| What this task involves |
Locate the lines where "injection" occurs and copy them as they stand.

Items listed in a dataset:
* * *

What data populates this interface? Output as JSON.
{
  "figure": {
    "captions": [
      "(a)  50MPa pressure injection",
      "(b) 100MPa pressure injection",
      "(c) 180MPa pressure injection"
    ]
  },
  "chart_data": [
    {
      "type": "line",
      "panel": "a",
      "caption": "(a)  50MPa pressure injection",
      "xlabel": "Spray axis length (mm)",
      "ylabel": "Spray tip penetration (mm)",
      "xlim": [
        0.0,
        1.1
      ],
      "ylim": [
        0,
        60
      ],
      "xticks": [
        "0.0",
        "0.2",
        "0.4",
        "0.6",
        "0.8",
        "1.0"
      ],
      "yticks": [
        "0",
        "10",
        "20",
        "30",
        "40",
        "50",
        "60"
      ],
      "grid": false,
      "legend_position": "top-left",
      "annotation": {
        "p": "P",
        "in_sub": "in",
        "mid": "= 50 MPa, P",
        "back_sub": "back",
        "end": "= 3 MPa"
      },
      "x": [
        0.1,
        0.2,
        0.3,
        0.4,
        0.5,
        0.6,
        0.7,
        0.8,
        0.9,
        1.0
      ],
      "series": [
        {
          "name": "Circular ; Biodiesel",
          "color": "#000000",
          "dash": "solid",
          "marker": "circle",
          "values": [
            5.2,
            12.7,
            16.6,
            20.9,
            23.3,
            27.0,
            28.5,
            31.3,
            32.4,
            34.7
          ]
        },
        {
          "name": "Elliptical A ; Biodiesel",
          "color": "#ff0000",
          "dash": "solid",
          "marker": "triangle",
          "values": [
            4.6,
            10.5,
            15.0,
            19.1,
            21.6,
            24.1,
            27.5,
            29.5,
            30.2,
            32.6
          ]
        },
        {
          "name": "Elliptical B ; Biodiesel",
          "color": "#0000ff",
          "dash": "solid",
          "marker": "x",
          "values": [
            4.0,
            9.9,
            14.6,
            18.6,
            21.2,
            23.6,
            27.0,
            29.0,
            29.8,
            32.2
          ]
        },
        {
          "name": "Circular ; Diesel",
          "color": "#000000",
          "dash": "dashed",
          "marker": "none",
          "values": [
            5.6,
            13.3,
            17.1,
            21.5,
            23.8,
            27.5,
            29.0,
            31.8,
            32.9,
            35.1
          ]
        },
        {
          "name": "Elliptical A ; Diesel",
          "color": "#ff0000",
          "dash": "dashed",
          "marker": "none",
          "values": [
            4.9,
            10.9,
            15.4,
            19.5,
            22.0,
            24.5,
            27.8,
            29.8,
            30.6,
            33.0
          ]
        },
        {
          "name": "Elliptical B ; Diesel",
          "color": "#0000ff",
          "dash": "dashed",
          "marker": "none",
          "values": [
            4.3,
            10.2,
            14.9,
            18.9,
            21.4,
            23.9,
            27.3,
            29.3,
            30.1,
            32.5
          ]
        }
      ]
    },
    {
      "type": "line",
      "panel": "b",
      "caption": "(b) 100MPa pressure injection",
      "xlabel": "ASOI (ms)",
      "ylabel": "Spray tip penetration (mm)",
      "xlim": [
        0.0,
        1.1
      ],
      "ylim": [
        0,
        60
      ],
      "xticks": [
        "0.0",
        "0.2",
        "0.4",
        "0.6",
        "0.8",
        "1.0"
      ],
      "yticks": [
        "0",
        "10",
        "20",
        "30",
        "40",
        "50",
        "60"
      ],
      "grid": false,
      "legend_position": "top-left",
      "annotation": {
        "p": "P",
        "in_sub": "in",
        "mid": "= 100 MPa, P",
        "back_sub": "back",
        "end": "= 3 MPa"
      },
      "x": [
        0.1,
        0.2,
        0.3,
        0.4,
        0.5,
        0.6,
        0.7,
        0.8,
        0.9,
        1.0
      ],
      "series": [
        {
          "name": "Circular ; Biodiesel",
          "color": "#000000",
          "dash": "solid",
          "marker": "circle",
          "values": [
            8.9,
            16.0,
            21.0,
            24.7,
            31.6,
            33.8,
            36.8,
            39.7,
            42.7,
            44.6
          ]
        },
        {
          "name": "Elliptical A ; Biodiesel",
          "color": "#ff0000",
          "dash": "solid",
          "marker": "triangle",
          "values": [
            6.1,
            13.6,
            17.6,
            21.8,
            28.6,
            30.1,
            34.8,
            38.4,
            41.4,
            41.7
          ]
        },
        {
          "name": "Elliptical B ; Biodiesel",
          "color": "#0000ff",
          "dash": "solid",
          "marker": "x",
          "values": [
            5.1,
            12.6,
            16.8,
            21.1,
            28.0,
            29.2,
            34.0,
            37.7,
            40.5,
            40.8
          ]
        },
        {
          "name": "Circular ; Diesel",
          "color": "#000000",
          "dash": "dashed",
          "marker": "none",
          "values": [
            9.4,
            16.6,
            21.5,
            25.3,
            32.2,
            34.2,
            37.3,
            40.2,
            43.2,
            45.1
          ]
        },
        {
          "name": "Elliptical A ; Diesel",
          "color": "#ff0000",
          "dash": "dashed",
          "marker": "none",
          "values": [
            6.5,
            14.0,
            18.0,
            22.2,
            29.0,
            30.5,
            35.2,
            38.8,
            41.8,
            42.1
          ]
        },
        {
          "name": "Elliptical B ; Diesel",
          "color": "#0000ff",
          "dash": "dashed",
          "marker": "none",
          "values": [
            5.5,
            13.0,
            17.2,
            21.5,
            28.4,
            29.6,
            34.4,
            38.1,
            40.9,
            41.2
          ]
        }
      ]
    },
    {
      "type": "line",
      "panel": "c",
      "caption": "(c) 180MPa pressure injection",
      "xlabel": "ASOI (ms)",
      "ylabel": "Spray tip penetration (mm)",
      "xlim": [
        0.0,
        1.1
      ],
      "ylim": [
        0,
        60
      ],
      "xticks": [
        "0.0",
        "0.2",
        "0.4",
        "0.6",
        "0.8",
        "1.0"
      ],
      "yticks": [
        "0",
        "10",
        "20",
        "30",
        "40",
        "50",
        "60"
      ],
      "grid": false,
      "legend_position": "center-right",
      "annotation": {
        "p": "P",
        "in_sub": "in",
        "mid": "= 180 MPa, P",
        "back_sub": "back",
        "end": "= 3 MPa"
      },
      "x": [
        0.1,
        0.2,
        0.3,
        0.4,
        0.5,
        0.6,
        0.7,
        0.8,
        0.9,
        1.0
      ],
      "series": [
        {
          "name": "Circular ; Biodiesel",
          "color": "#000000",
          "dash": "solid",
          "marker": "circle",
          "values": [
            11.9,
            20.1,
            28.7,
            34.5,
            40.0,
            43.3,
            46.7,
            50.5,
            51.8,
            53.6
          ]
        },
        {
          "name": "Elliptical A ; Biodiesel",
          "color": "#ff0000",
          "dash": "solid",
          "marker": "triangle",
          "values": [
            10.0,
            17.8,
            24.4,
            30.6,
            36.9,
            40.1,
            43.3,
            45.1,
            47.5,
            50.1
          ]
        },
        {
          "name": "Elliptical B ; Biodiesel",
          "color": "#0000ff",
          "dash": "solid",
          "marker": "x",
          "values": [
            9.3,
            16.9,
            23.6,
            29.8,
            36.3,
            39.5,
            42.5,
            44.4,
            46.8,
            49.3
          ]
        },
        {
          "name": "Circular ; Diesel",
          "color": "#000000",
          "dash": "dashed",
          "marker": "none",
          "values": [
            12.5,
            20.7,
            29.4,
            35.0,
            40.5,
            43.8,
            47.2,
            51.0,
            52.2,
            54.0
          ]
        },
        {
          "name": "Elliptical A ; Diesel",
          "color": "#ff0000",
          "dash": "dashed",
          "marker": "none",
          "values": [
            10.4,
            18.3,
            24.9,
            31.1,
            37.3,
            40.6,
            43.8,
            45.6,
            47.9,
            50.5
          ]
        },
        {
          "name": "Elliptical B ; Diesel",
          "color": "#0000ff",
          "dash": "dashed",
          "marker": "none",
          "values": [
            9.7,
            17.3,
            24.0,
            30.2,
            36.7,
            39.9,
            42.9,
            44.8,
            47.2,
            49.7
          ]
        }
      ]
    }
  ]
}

* * *

| Task result |
      "(a)  50MPa pressure injection",
      "(b) 100MPa pressure injection",
      "(c) 180MPa pressure injection"
      "caption": "(a)  50MPa pressure injection",
      "caption": "(b) 100MPa pressure injection",
      "caption": "(c) 180MPa pressure injection",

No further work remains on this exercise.